I genuinely believe that this is tied to Moffat’s inability to write women. I’ve said it before, and I’ll say it again, the man treats women like means to narrative ends, creating these 2D super-sacrificial characters who are dangerous because they are feminine. Seriously, he forgets that down at their core, women are people who need motivations and logic, just like his male characters. The only women in the entire show who are well written are Mrs. Hudson and Molly Hooper, though one has to wonder if its because they are too old and too pathetic to be considered love interests by any of the male characters, respectively. I will also add that Hooper has shone in these last two seasons, and it felt like she got some real closure and emotional development in the last episode.
The entire last episode is a sprint to the finish line, which is such a shame for a series that always felt like it could take its time and still be engaging. Between the death of Mary for no other reason than dramatic tension to the one-episode takedown of Euros, it barely felt like there was any real detective work happening, the same charm that permeated the other seasons. While there are some aspects that still have that creative spark left, like the trials in Sherringford or the drug trip.
The show still manages to impress visually. The sequence in which Sherlock works through his high and comes crashing down is brilliant. There’s a lot of that directorial creativity in the shots, and in a lot of the way transitions are used to denote time passing. It’s one of the few things that manages to be consistent throughout the series.

☆ ☆ ☆ ☆ ☆

> _To do_
a – In the review, which two women are called the only well-written women in the entire show?
b – Which characters from the show does the review name? List them all.
c – How would you render this sentence from the review in Spanish: "The sequence in which Sherlock works through his high and comes crashing down is brilliant."
The items after this review are separate material.

☆ ☆ ☆ ☆ ☆

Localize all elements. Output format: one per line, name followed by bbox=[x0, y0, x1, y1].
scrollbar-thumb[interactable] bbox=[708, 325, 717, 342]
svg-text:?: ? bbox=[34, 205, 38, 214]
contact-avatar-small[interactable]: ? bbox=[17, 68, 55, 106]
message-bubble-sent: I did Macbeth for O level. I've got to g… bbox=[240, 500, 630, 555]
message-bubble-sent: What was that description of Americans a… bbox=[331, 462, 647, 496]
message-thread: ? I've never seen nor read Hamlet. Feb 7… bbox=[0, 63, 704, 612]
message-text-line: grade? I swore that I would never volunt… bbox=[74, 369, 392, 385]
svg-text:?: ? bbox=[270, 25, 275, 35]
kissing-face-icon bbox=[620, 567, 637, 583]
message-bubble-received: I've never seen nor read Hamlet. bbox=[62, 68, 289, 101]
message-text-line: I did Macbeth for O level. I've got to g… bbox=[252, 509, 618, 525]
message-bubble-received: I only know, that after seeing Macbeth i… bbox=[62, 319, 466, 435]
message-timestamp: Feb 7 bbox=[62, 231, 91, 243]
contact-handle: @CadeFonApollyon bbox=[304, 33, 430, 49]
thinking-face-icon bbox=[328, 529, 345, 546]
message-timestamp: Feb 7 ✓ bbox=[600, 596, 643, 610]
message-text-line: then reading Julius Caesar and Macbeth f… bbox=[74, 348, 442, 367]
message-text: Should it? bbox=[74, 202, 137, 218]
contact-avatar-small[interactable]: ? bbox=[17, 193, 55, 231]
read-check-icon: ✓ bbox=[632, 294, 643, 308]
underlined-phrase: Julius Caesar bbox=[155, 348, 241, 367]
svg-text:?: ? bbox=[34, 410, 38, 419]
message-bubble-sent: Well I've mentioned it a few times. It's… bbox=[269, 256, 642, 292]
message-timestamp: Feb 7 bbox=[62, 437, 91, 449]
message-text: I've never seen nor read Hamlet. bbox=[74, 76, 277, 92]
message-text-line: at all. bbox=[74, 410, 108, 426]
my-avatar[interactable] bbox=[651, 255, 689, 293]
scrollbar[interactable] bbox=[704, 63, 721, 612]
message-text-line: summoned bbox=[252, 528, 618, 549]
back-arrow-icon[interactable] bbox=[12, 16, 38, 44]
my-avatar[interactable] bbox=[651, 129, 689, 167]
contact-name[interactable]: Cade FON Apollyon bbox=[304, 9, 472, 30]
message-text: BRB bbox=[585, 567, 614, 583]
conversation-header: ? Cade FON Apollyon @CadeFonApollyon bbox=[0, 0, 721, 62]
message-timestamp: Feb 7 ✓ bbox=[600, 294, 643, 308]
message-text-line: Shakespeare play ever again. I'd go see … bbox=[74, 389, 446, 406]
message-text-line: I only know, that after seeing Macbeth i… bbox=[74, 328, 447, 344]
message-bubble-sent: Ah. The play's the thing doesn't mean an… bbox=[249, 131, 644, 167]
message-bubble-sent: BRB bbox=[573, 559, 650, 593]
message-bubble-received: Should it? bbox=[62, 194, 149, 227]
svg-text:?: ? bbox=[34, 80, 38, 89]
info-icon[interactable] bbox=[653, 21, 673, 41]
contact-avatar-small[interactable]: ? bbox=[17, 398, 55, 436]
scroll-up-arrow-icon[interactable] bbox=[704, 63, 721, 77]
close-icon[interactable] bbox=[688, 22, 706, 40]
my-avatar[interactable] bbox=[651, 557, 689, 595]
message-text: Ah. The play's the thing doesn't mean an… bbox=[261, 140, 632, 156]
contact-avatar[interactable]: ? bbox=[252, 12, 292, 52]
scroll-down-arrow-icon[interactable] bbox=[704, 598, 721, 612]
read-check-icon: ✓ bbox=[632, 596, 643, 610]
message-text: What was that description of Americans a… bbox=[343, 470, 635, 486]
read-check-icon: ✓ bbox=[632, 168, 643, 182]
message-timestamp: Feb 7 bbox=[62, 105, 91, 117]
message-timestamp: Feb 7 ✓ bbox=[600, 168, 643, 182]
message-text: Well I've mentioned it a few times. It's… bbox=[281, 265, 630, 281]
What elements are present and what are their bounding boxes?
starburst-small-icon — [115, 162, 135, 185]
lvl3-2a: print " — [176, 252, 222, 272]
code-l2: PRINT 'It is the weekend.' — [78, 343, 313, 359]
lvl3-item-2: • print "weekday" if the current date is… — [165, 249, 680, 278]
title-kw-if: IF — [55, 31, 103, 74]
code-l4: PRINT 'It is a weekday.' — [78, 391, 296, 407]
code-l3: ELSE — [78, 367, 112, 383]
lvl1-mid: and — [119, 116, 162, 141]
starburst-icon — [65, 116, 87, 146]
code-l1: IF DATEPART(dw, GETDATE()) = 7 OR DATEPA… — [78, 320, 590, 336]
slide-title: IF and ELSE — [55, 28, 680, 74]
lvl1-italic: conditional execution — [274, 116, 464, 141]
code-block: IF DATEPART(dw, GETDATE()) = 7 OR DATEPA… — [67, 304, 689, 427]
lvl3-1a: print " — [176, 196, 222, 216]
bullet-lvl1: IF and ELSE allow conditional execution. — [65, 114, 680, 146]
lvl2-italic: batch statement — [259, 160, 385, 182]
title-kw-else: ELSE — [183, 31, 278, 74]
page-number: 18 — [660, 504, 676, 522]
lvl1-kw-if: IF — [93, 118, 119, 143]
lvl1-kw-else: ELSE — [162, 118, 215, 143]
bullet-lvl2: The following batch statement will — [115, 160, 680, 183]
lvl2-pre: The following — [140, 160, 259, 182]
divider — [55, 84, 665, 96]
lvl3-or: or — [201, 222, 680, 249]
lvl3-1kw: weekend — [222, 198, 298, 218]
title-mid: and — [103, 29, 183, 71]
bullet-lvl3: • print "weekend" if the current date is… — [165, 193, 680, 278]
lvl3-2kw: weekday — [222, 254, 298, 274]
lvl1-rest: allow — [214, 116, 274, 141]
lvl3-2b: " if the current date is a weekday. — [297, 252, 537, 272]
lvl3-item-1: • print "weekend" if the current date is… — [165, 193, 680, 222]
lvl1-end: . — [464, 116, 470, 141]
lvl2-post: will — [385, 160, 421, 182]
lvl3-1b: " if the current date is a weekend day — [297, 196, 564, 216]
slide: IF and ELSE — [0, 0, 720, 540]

☆ ☆ ☆ ☆ ☆

> _Solutions in order_
a – Mrs. Hudson and Molly Hooper.

b – Mrs. Hudson, Molly Hooper, Mary, Euros, Sherlock

c – La secuencia en la que Sherlock atraviesa su colocón y luego se viene abajo de golpe es brillante.